━━━ Given records

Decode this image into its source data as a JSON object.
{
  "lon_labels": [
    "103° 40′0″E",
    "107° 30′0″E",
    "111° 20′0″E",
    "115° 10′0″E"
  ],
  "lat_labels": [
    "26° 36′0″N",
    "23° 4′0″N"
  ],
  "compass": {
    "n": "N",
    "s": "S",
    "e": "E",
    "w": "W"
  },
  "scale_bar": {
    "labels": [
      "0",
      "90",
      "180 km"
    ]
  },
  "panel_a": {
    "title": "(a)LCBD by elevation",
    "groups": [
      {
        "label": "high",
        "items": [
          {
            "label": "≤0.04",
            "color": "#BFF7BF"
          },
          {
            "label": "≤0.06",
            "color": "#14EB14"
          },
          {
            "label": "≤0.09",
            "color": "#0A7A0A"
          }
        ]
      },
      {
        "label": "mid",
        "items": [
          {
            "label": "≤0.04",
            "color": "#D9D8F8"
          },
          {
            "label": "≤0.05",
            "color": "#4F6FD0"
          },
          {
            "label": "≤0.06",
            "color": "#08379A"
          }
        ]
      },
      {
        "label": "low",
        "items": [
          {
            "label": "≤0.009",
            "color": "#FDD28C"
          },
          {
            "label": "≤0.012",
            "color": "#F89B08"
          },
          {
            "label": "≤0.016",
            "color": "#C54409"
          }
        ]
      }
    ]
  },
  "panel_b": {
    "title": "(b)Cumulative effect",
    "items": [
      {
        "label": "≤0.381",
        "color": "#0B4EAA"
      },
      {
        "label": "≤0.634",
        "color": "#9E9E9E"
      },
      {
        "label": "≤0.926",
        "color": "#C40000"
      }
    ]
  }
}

━━━━━━
━━━ Given records

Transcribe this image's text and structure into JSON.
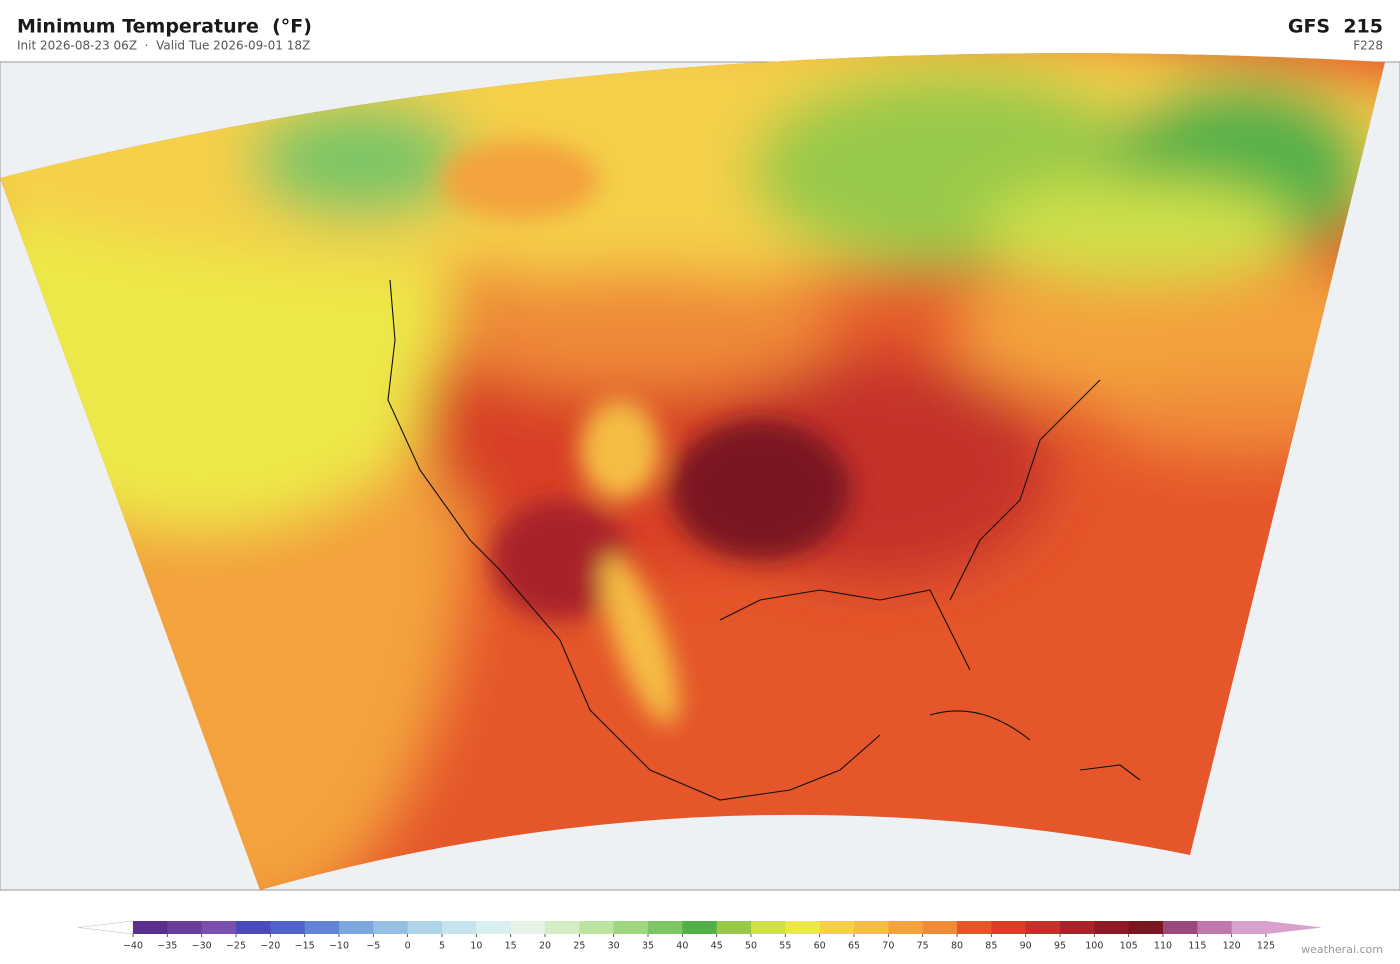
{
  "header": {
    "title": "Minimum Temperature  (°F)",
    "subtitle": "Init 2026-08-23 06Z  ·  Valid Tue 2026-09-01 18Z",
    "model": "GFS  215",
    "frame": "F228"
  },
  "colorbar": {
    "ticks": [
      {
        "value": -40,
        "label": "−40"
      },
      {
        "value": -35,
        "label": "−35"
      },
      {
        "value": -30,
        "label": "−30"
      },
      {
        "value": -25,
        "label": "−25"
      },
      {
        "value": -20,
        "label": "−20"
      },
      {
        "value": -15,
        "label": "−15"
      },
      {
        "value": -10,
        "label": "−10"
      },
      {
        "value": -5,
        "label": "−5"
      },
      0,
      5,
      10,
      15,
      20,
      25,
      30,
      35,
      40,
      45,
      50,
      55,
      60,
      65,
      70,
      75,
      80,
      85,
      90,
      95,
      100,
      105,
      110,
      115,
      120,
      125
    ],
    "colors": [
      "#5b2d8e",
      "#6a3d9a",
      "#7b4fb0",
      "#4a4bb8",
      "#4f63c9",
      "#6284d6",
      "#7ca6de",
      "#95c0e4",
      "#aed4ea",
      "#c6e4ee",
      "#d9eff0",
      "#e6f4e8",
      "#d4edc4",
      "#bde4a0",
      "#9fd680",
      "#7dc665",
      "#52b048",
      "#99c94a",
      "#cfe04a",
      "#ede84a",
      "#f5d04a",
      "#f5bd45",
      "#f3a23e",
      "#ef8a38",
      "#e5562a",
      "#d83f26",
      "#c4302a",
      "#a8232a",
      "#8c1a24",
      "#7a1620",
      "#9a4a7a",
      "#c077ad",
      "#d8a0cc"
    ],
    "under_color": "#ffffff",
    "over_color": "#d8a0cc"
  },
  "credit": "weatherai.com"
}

━━━━━━

Written instruction: Pull out each line of the entries that contains "JSON".

Response for this exercise:
Decode this image into its source data as a JSON object.
Transcribe this image's text and structure into JSON.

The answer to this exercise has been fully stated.